[Start of Recorded data]

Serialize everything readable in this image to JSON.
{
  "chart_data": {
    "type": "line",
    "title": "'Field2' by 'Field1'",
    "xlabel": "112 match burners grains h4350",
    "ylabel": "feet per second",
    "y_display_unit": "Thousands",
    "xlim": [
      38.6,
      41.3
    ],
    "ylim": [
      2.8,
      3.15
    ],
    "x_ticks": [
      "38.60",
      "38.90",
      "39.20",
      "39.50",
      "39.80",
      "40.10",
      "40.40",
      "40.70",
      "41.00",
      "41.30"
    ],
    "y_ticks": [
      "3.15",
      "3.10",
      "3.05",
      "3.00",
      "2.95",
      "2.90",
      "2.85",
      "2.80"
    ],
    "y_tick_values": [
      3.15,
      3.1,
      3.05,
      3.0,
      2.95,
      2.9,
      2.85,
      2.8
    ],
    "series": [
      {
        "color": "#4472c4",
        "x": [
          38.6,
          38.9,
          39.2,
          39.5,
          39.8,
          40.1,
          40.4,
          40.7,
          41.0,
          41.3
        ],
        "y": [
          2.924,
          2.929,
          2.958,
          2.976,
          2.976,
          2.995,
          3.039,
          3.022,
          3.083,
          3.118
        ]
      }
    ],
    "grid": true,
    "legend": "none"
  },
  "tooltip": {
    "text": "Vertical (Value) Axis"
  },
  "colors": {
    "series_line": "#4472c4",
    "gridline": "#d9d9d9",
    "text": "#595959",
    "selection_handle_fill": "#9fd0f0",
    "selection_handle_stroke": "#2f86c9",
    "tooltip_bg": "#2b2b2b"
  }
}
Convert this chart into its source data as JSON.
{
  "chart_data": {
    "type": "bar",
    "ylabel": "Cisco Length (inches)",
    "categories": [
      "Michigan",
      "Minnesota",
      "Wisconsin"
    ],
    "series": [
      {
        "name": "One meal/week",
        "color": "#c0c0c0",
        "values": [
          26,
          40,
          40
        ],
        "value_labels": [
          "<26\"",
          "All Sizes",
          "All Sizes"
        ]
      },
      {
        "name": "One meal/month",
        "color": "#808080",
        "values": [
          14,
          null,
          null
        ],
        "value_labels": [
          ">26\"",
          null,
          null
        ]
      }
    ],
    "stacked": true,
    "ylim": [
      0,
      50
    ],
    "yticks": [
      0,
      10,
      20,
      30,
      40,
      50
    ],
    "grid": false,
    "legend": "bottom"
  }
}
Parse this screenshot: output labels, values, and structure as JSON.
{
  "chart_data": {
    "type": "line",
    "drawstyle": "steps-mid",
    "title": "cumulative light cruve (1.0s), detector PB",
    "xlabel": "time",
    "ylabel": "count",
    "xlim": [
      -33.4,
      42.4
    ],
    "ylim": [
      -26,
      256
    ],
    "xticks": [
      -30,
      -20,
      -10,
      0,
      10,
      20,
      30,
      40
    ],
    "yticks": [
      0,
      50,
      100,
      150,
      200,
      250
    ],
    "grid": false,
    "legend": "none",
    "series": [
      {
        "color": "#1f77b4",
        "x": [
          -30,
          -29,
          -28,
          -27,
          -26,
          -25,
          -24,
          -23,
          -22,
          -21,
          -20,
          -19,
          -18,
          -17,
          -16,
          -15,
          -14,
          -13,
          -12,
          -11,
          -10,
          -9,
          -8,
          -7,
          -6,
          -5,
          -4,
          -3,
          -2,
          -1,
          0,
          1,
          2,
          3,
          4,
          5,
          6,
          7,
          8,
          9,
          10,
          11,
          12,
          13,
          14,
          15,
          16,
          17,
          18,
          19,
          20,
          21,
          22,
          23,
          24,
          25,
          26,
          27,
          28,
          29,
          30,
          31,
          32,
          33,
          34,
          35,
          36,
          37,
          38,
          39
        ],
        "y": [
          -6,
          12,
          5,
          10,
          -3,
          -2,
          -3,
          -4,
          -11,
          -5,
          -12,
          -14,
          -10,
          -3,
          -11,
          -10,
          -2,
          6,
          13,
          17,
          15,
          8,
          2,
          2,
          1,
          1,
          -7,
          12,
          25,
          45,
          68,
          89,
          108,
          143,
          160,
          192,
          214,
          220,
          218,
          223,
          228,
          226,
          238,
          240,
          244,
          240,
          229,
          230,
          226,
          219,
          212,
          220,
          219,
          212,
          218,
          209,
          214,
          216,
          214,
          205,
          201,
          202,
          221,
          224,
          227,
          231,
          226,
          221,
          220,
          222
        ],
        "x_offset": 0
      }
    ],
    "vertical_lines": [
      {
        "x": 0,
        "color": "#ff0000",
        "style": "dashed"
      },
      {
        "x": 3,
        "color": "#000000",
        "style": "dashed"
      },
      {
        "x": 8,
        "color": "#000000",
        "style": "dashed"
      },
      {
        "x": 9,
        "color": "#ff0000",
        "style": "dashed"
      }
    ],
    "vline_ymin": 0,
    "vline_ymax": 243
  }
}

[End of Recorded data]

Problem statement: Write out every entry again exactly, please, with nothing missing.

Result of this task:
Serialize everything readable in this image to JSON.
{
  "chart_data": {
    "type": "line",
    "title": "'Field2' by 'Field1'",
    "xlabel": "112 match burners grains h4350",
    "ylabel": "feet per second",
    "y_display_unit": "Thousands",
    "xlim": [
      38.6,
      41.3
    ],
    "ylim": [
      2.8,
      3.15
    ],
    "x_ticks": [
      "38.60",
      "38.90",
      "39.20",
      "39.50",
      "39.80",
      "40.10",
      "40.40",
      "40.70",
      "41.00",
      "41.30"
    ],
    "y_ticks": [
      "3.15",
      "3.10",
      "3.05",
      "3.00",
      "2.95",
      "2.90",
      "2.85",
      "2.80"
    ],
    "y_tick_values": [
      3.15,
      3.1,
      3.05,
      3.0,
      2.95,
      2.9,
      2.85,
      2.8
    ],
    "series": [
      {
        "color": "#4472c4",
        "x": [
          38.6,
          38.9,
          39.2,
          39.5,
          39.8,
          40.1,
          40.4,
          40.7,
          41.0,
          41.3
        ],
        "y": [
          2.924,
          2.929,
          2.958,
          2.976,
          2.976,
          2.995,
          3.039,
          3.022,
          3.083,
          3.118
        ]
      }
    ],
    "grid": true,
    "legend": "none"
  },
  "tooltip": {
    "text": "Vertical (Value) Axis"
  },
  "colors": {
    "series_line": "#4472c4",
    "gridline": "#d9d9d9",
    "text": "#595959",
    "selection_handle_fill": "#9fd0f0",
    "selection_handle_stroke": "#2f86c9",
    "tooltip_bg": "#2b2b2b"
  }
}
Convert this chart into its source data as JSON.
{
  "chart_data": {
    "type": "bar",
    "ylabel": "Cisco Length (inches)",
    "categories": [
      "Michigan",
      "Minnesota",
      "Wisconsin"
    ],
    "series": [
      {
        "name": "One meal/week",
        "color": "#c0c0c0",
        "values": [
          26,
          40,
          40
        ],
        "value_labels": [
          "<26\"",
          "All Sizes",
          "All Sizes"
        ]
      },
      {
        "name": "One meal/month",
        "color": "#808080",
        "values": [
          14,
          null,
          null
        ],
        "value_labels": [
          ">26\"",
          null,
          null
        ]
      }
    ],
    "stacked": true,
    "ylim": [
      0,
      50
    ],
    "yticks": [
      0,
      10,
      20,
      30,
      40,
      50
    ],
    "grid": false,
    "legend": "bottom"
  }
}
Parse this screenshot: output labels, values, and structure as JSON.
{
  "chart_data": {
    "type": "line",
    "drawstyle": "steps-mid",
    "title": "cumulative light cruve (1.0s), detector PB",
    "xlabel": "time",
    "ylabel": "count",
    "xlim": [
      -33.4,
      42.4
    ],
    "ylim": [
      -26,
      256
    ],
    "xticks": [
      -30,
      -20,
      -10,
      0,
      10,
      20,
      30,
      40
    ],
    "yticks": [
      0,
      50,
      100,
      150,
      200,
      250
    ],
    "grid": false,
    "legend": "none",
    "series": [
      {
        "color": "#1f77b4",
        "x": [
          -30,
          -29,
          -28,
          -27,
          -26,
          -25,
          -24,
          -23,
          -22,
          -21,
          -20,
          -19,
          -18,
          -17,
          -16,
          -15,
          -14,
          -13,
          -12,
          -11,
          -10,
          -9,
          -8,
          -7,
          -6,
          -5,
          -4,
          -3,
          -2,
          -1,
          0,
          1,
          2,
          3,
          4,
          5,
          6,
          7,
          8,
          9,
          10,
          11,
          12,
          13,
          14,
          15,
          16,
          17,
          18,
          19,
          20,
          21,
          22,
          23,
          24,
          25,
          26,
          27,
          28,
          29,
          30,
          31,
          32,
          33,
          34,
          35,
          36,
          37,
          38,
          39
        ],
        "y": [
          -6,
          12,
          5,
          10,
          -3,
          -2,
          -3,
          -4,
          -11,
          -5,
          -12,
          -14,
          -10,
          -3,
          -11,
          -10,
          -2,
          6,
          13,
          17,
          15,
          8,
          2,
          2,
          1,
          1,
          -7,
          12,
          25,
          45,
          68,
          89,
          108,
          143,
          160,
          192,
          214,
          220,
          218,
          223,
          228,
          226,
          238,
          240,
          244,
          240,
          229,
          230,
          226,
          219,
          212,
          220,
          219,
          212,
          218,
          209,
          214,
          216,
          214,
          205,
          201,
          202,
          221,
          224,
          227,
          231,
          226,
          221,
          220,
          222
        ],
        "x_offset": 0
      }
    ],
    "vertical_lines": [
      {
        "x": 0,
        "color": "#ff0000",
        "style": "dashed"
      },
      {
        "x": 3,
        "color": "#000000",
        "style": "dashed"
      },
      {
        "x": 8,
        "color": "#000000",
        "style": "dashed"
      },
      {
        "x": 9,
        "color": "#ff0000",
        "style": "dashed"
      }
    ],
    "vline_ymin": 0,
    "vline_ymax": 243
  }
}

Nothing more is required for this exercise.